**WORK INSTRUCTIONS:**
Return every line of the data below verbatim, in its original order, with nothing added, dropped or altered.

**THE DATA:**
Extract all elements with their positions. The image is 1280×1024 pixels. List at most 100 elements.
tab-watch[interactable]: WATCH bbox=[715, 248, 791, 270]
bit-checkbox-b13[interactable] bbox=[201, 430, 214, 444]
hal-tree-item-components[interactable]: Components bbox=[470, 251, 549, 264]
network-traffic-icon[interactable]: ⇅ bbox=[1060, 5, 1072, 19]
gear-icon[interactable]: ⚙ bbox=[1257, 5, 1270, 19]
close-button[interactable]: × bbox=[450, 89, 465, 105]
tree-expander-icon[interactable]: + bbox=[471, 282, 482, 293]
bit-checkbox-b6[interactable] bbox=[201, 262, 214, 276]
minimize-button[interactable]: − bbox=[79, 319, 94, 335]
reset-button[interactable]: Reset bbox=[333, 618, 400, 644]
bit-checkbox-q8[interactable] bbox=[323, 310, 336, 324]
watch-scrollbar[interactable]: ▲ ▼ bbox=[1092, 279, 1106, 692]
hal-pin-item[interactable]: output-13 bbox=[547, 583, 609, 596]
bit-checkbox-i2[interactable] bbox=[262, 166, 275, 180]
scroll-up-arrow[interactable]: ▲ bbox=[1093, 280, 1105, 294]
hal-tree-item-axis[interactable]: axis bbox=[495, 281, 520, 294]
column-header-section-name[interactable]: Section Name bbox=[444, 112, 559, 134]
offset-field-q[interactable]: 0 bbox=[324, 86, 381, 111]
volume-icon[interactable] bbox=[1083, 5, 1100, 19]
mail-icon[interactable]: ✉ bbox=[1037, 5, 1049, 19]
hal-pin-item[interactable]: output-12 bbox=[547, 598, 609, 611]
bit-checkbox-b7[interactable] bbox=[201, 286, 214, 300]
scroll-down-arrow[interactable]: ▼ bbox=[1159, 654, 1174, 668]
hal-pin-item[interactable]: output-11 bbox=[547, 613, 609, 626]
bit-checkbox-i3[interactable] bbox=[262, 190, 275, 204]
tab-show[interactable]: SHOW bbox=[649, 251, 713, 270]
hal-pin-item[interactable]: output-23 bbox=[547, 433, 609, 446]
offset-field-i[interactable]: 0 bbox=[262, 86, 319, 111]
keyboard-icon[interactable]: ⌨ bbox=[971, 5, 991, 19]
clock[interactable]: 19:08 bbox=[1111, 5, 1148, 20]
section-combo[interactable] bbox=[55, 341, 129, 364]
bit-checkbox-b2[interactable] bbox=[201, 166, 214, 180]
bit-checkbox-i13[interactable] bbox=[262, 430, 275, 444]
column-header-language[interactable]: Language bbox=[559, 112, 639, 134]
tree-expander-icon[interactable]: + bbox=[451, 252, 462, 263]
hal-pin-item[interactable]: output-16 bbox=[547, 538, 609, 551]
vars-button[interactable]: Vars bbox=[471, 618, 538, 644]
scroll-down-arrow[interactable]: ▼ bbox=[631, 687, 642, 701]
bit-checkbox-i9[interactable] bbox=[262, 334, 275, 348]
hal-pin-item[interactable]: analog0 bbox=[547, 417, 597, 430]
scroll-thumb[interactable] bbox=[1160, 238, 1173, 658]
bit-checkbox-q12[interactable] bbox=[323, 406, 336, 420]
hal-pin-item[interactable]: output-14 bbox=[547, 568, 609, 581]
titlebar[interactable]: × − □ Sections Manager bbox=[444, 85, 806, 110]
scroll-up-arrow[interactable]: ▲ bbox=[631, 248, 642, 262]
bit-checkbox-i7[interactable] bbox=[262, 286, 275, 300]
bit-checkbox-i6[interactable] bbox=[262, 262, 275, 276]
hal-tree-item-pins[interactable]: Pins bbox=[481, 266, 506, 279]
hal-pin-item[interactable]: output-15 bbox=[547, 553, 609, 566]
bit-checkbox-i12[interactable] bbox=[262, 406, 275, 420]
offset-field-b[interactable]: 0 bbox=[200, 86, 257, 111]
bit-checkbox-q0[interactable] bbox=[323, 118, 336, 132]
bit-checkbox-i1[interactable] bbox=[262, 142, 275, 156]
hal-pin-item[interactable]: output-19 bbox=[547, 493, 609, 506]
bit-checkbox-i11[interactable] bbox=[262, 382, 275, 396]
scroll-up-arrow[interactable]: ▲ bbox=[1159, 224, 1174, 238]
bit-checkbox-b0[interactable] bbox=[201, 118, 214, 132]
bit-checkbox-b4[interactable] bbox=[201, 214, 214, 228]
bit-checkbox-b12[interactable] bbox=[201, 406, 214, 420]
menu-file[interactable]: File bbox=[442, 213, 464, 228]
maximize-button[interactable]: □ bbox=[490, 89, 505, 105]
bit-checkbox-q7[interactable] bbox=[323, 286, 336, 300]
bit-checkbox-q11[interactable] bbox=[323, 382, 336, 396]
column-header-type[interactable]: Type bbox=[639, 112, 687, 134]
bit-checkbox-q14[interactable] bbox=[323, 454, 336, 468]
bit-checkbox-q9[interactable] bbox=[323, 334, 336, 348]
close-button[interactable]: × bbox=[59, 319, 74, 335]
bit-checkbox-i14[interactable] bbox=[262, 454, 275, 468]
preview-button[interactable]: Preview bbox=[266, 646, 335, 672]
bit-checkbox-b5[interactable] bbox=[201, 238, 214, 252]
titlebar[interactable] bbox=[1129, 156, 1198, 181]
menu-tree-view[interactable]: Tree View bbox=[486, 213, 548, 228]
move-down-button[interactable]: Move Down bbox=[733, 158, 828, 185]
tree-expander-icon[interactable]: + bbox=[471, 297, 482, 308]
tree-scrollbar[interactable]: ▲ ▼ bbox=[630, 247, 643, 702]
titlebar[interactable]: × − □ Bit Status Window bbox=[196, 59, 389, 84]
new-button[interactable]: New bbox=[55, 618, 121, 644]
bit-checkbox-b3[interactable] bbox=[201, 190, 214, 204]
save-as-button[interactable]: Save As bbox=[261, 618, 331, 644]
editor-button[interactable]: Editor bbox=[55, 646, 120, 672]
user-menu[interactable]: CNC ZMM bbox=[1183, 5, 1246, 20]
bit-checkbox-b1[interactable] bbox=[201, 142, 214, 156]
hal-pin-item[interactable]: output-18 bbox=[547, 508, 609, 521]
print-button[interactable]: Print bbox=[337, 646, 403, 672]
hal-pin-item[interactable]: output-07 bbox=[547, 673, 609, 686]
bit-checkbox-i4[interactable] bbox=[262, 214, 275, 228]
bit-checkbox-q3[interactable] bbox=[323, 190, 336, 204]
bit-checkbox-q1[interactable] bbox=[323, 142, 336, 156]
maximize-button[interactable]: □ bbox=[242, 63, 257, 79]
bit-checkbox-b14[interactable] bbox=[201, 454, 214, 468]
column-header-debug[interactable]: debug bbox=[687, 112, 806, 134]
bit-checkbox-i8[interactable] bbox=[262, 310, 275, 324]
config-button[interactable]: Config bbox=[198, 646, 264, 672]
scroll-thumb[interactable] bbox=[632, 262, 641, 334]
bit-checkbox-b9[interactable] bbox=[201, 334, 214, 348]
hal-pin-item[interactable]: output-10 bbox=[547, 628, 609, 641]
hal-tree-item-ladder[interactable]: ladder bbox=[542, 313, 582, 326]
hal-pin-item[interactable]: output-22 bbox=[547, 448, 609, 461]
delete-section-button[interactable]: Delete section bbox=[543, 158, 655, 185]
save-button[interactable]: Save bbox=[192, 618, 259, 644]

**OUTPUT BELOW:**
Extract all elements with their positions. The image is 1280×1024 pixels. List at most 100 elements.
tab-watch[interactable]: WATCH bbox=[715, 248, 791, 270]
bit-checkbox-b13[interactable] bbox=[201, 430, 214, 444]
hal-tree-item-components[interactable]: Components bbox=[470, 251, 549, 264]
network-traffic-icon[interactable]: ⇅ bbox=[1060, 5, 1072, 19]
gear-icon[interactable]: ⚙ bbox=[1257, 5, 1270, 19]
close-button[interactable]: × bbox=[450, 89, 465, 105]
tree-expander-icon[interactable]: + bbox=[471, 282, 482, 293]
bit-checkbox-b6[interactable] bbox=[201, 262, 214, 276]
minimize-button[interactable]: − bbox=[79, 319, 94, 335]
reset-button[interactable]: Reset bbox=[333, 618, 400, 644]
bit-checkbox-q8[interactable] bbox=[323, 310, 336, 324]
watch-scrollbar[interactable]: ▲ ▼ bbox=[1092, 279, 1106, 692]
hal-pin-item[interactable]: output-13 bbox=[547, 583, 609, 596]
bit-checkbox-i2[interactable] bbox=[262, 166, 275, 180]
scroll-up-arrow[interactable]: ▲ bbox=[1093, 280, 1105, 294]
hal-tree-item-axis[interactable]: axis bbox=[495, 281, 520, 294]
column-header-section-name[interactable]: Section Name bbox=[444, 112, 559, 134]
offset-field-q[interactable]: 0 bbox=[324, 86, 381, 111]
volume-icon[interactable] bbox=[1083, 5, 1100, 19]
mail-icon[interactable]: ✉ bbox=[1037, 5, 1049, 19]
hal-pin-item[interactable]: output-12 bbox=[547, 598, 609, 611]
bit-checkbox-b7[interactable] bbox=[201, 286, 214, 300]
scroll-down-arrow[interactable]: ▼ bbox=[1159, 654, 1174, 668]
hal-pin-item[interactable]: output-11 bbox=[547, 613, 609, 626]
bit-checkbox-i3[interactable] bbox=[262, 190, 275, 204]
tab-show[interactable]: SHOW bbox=[649, 251, 713, 270]
hal-pin-item[interactable]: output-23 bbox=[547, 433, 609, 446]
offset-field-i[interactable]: 0 bbox=[262, 86, 319, 111]
keyboard-icon[interactable]: ⌨ bbox=[971, 5, 991, 19]
clock[interactable]: 19:08 bbox=[1111, 5, 1148, 20]
section-combo[interactable] bbox=[55, 341, 129, 364]
bit-checkbox-b2[interactable] bbox=[201, 166, 214, 180]
bit-checkbox-i13[interactable] bbox=[262, 430, 275, 444]
column-header-language[interactable]: Language bbox=[559, 112, 639, 134]
tree-expander-icon[interactable]: + bbox=[451, 252, 462, 263]
hal-pin-item[interactable]: output-16 bbox=[547, 538, 609, 551]
vars-button[interactable]: Vars bbox=[471, 618, 538, 644]
scroll-down-arrow[interactable]: ▼ bbox=[631, 687, 642, 701]
bit-checkbox-i9[interactable] bbox=[262, 334, 275, 348]
hal-pin-item[interactable]: analog0 bbox=[547, 417, 597, 430]
scroll-thumb[interactable] bbox=[1160, 238, 1173, 658]
bit-checkbox-q12[interactable] bbox=[323, 406, 336, 420]
hal-pin-item[interactable]: output-14 bbox=[547, 568, 609, 581]
titlebar[interactable]: × − □ Sections Manager bbox=[444, 85, 806, 110]
scroll-up-arrow[interactable]: ▲ bbox=[631, 248, 642, 262]
bit-checkbox-i7[interactable] bbox=[262, 286, 275, 300]
bit-checkbox-i6[interactable] bbox=[262, 262, 275, 276]
hal-tree-item-pins[interactable]: Pins bbox=[481, 266, 506, 279]
hal-pin-item[interactable]: output-15 bbox=[547, 553, 609, 566]
bit-checkbox-i12[interactable] bbox=[262, 406, 275, 420]
offset-field-b[interactable]: 0 bbox=[200, 86, 257, 111]
bit-checkbox-q0[interactable] bbox=[323, 118, 336, 132]
bit-checkbox-i1[interactable] bbox=[262, 142, 275, 156]
hal-pin-item[interactable]: output-19 bbox=[547, 493, 609, 506]
bit-checkbox-i11[interactable] bbox=[262, 382, 275, 396]
scroll-up-arrow[interactable]: ▲ bbox=[1159, 224, 1174, 238]
bit-checkbox-b0[interactable] bbox=[201, 118, 214, 132]
bit-checkbox-b4[interactable] bbox=[201, 214, 214, 228]
bit-checkbox-b12[interactable] bbox=[201, 406, 214, 420]
menu-file[interactable]: File bbox=[442, 213, 464, 228]
maximize-button[interactable]: □ bbox=[490, 89, 505, 105]
bit-checkbox-q7[interactable] bbox=[323, 286, 336, 300]
bit-checkbox-q11[interactable] bbox=[323, 382, 336, 396]
column-header-type[interactable]: Type bbox=[639, 112, 687, 134]
bit-checkbox-q14[interactable] bbox=[323, 454, 336, 468]
bit-checkbox-q9[interactable] bbox=[323, 334, 336, 348]
close-button[interactable]: × bbox=[59, 319, 74, 335]
bit-checkbox-i14[interactable] bbox=[262, 454, 275, 468]
preview-button[interactable]: Preview bbox=[266, 646, 335, 672]
bit-checkbox-b5[interactable] bbox=[201, 238, 214, 252]
titlebar[interactable] bbox=[1129, 156, 1198, 181]
menu-tree-view[interactable]: Tree View bbox=[486, 213, 548, 228]
move-down-button[interactable]: Move Down bbox=[733, 158, 828, 185]
tree-expander-icon[interactable]: + bbox=[471, 297, 482, 308]
tree-scrollbar[interactable]: ▲ ▼ bbox=[630, 247, 643, 702]
titlebar[interactable]: × − □ Bit Status Window bbox=[196, 59, 389, 84]
new-button[interactable]: New bbox=[55, 618, 121, 644]
bit-checkbox-b3[interactable] bbox=[201, 190, 214, 204]
save-as-button[interactable]: Save As bbox=[261, 618, 331, 644]
editor-button[interactable]: Editor bbox=[55, 646, 120, 672]
user-menu[interactable]: CNC ZMM bbox=[1183, 5, 1246, 20]
bit-checkbox-b1[interactable] bbox=[201, 142, 214, 156]
hal-pin-item[interactable]: output-18 bbox=[547, 508, 609, 521]
print-button[interactable]: Print bbox=[337, 646, 403, 672]
hal-pin-item[interactable]: output-07 bbox=[547, 673, 609, 686]
bit-checkbox-i4[interactable] bbox=[262, 214, 275, 228]
bit-checkbox-q3[interactable] bbox=[323, 190, 336, 204]
bit-checkbox-q1[interactable] bbox=[323, 142, 336, 156]
maximize-button[interactable]: □ bbox=[242, 63, 257, 79]
bit-checkbox-b14[interactable] bbox=[201, 454, 214, 468]
column-header-debug[interactable]: debug bbox=[687, 112, 806, 134]
bit-checkbox-i8[interactable] bbox=[262, 310, 275, 324]
config-button[interactable]: Config bbox=[198, 646, 264, 672]
scroll-thumb[interactable] bbox=[632, 262, 641, 334]
bit-checkbox-b9[interactable] bbox=[201, 334, 214, 348]
hal-pin-item[interactable]: output-10 bbox=[547, 628, 609, 641]
hal-tree-item-ladder[interactable]: ladder bbox=[542, 313, 582, 326]
hal-pin-item[interactable]: output-22 bbox=[547, 448, 609, 461]
delete-section-button[interactable]: Delete section bbox=[543, 158, 655, 185]
save-button[interactable]: Save bbox=[192, 618, 259, 644]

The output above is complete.